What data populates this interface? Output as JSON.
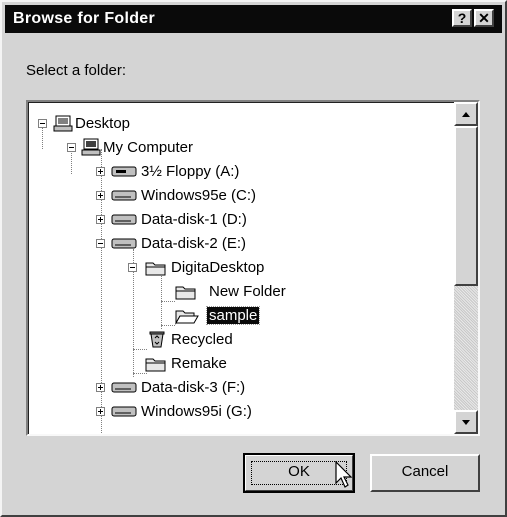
{
  "window": {
    "title": "Browse for Folder",
    "help_glyph": "?",
    "close_glyph": "✕"
  },
  "prompt": "Select a folder:",
  "tree": {
    "items": [
      {
        "label": "Desktop",
        "icon": "desktop-icon",
        "expander": "minus"
      },
      {
        "label": "My Computer",
        "icon": "my-computer-icon",
        "expander": "minus"
      },
      {
        "label": "3½ Floppy (A:)",
        "icon": "floppy-drive-icon",
        "expander": "plus"
      },
      {
        "label": "Windows95e (C:)",
        "icon": "hard-drive-icon",
        "expander": "plus"
      },
      {
        "label": "Data-disk-1 (D:)",
        "icon": "hard-drive-icon",
        "expander": "plus"
      },
      {
        "label": "Data-disk-2 (E:)",
        "icon": "hard-drive-icon",
        "expander": "minus"
      },
      {
        "label": "DigitaDesktop",
        "icon": "folder-icon",
        "expander": "minus"
      },
      {
        "label": "New Folder",
        "icon": "folder-icon",
        "expander": "none"
      },
      {
        "label": "sample",
        "icon": "open-folder-icon",
        "expander": "none",
        "selected": true
      },
      {
        "label": "Recycled",
        "icon": "recycle-bin-icon",
        "expander": "none"
      },
      {
        "label": "Remake",
        "icon": "folder-icon",
        "expander": "none"
      },
      {
        "label": "Data-disk-3 (F:)",
        "icon": "hard-drive-icon",
        "expander": "plus"
      },
      {
        "label": "Windows95i (G:)",
        "icon": "hard-drive-icon",
        "expander": "plus"
      }
    ]
  },
  "buttons": {
    "ok": "OK",
    "cancel": "Cancel"
  },
  "colors": {
    "dialog_face": "#d4d4d4",
    "titlebar": "#0a0a0a",
    "selection": "#0a0a0a"
  }
}
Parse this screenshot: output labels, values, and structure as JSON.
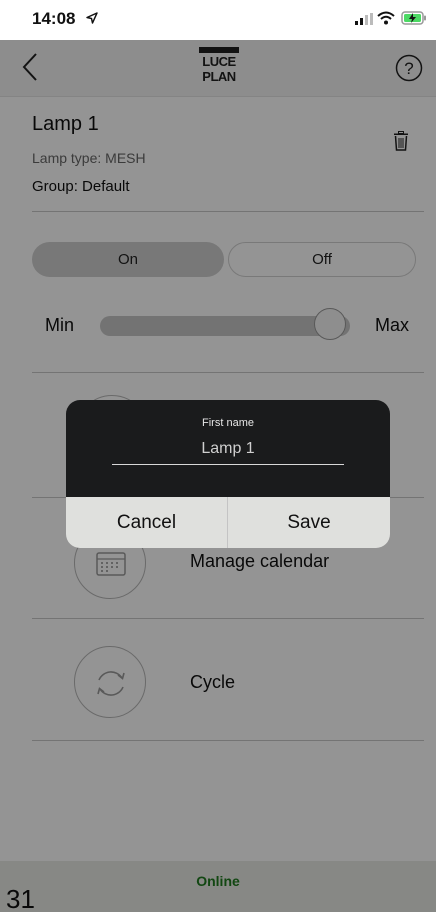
{
  "status_bar": {
    "time": "14:08"
  },
  "header": {
    "logo_line1": "LUCE",
    "logo_line2": "PLAN"
  },
  "lamp": {
    "name": "Lamp 1",
    "type": "Lamp type: MESH",
    "group": "Group: Default"
  },
  "power": {
    "on_label": "On",
    "off_label": "Off",
    "selected": "On"
  },
  "dimmer": {
    "min_label": "Min",
    "max_label": "Max",
    "level_fraction": 0.92
  },
  "menu": [
    {
      "label": "Manage calendar",
      "icon": "calendar-icon"
    },
    {
      "label": "Cycle",
      "icon": "cycle-icon"
    }
  ],
  "footer": {
    "status": "Online",
    "page_number": "31"
  },
  "dialog": {
    "field_label": "First name",
    "field_value": "Lamp 1",
    "cancel_label": "Cancel",
    "save_label": "Save"
  },
  "colors": {
    "online_text": "#1f7a1f",
    "dialog_body": "#1a1b1c",
    "dialog_actions": "#dfe0dd"
  }
}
========
▶ TASK TO CARRY OUT
Drop the pictures and reproduce the rest of the entries above exactly.

▶ PROBLEM SOLUTION
What data populates this interface? Output as JSON.
{
  "window": {
    "title": "Browse for Folder",
    "help_glyph": "?",
    "close_glyph": "✕"
  },
  "prompt": "Select a folder:",
  "tree": {
    "items": [
      {
        "label": "Desktop",
        "icon": "desktop-icon",
        "expander": "minus"
      },
      {
        "label": "My Computer",
        "icon": "my-computer-icon",
        "expander": "minus"
      },
      {
        "label": "3½ Floppy (A:)",
        "icon": "floppy-drive-icon",
        "expander": "plus"
      },
      {
        "label": "Windows95e (C:)",
        "icon": "hard-drive-icon",
        "expander": "plus"
      },
      {
        "label": "Data-disk-1 (D:)",
        "icon": "hard-drive-icon",
        "expander": "plus"
      },
      {
        "label": "Data-disk-2 (E:)",
        "icon": "hard-drive-icon",
        "expander": "minus"
      },
      {
        "label": "DigitaDesktop",
        "icon": "folder-icon",
        "expander": "minus"
      },
      {
        "label": "New Folder",
        "icon": "folder-icon",
        "expander": "none"
      },
      {
        "label": "sample",
        "icon": "open-folder-icon",
        "expander": "none",
        "selected": true
      },
      {
        "label": "Recycled",
        "icon": "recycle-bin-icon",
        "expander": "none"
      },
      {
        "label": "Remake",
        "icon": "folder-icon",
        "expander": "none"
      },
      {
        "label": "Data-disk-3 (F:)",
        "icon": "hard-drive-icon",
        "expander": "plus"
      },
      {
        "label": "Windows95i (G:)",
        "icon": "hard-drive-icon",
        "expander": "plus"
      }
    ]
  },
  "buttons": {
    "ok": "OK",
    "cancel": "Cancel"
  },
  "colors": {
    "dialog_face": "#d4d4d4",
    "titlebar": "#0a0a0a",
    "selection": "#0a0a0a"
  }
}
Parse this screenshot: output labels, values, and structure as JSON.
{
  "status_bar": {
    "time": "14:08"
  },
  "header": {
    "logo_line1": "LUCE",
    "logo_line2": "PLAN"
  },
  "lamp": {
    "name": "Lamp 1",
    "type": "Lamp type: MESH",
    "group": "Group: Default"
  },
  "power": {
    "on_label": "On",
    "off_label": "Off",
    "selected": "On"
  },
  "dimmer": {
    "min_label": "Min",
    "max_label": "Max",
    "level_fraction": 0.92
  },
  "menu": [
    {
      "label": "Manage calendar",
      "icon": "calendar-icon"
    },
    {
      "label": "Cycle",
      "icon": "cycle-icon"
    }
  ],
  "footer": {
    "status": "Online",
    "page_number": "31"
  },
  "dialog": {
    "field_label": "First name",
    "field_value": "Lamp 1",
    "cancel_label": "Cancel",
    "save_label": "Save"
  },
  "colors": {
    "online_text": "#1f7a1f",
    "dialog_body": "#1a1b1c",
    "dialog_actions": "#dfe0dd"
  }
}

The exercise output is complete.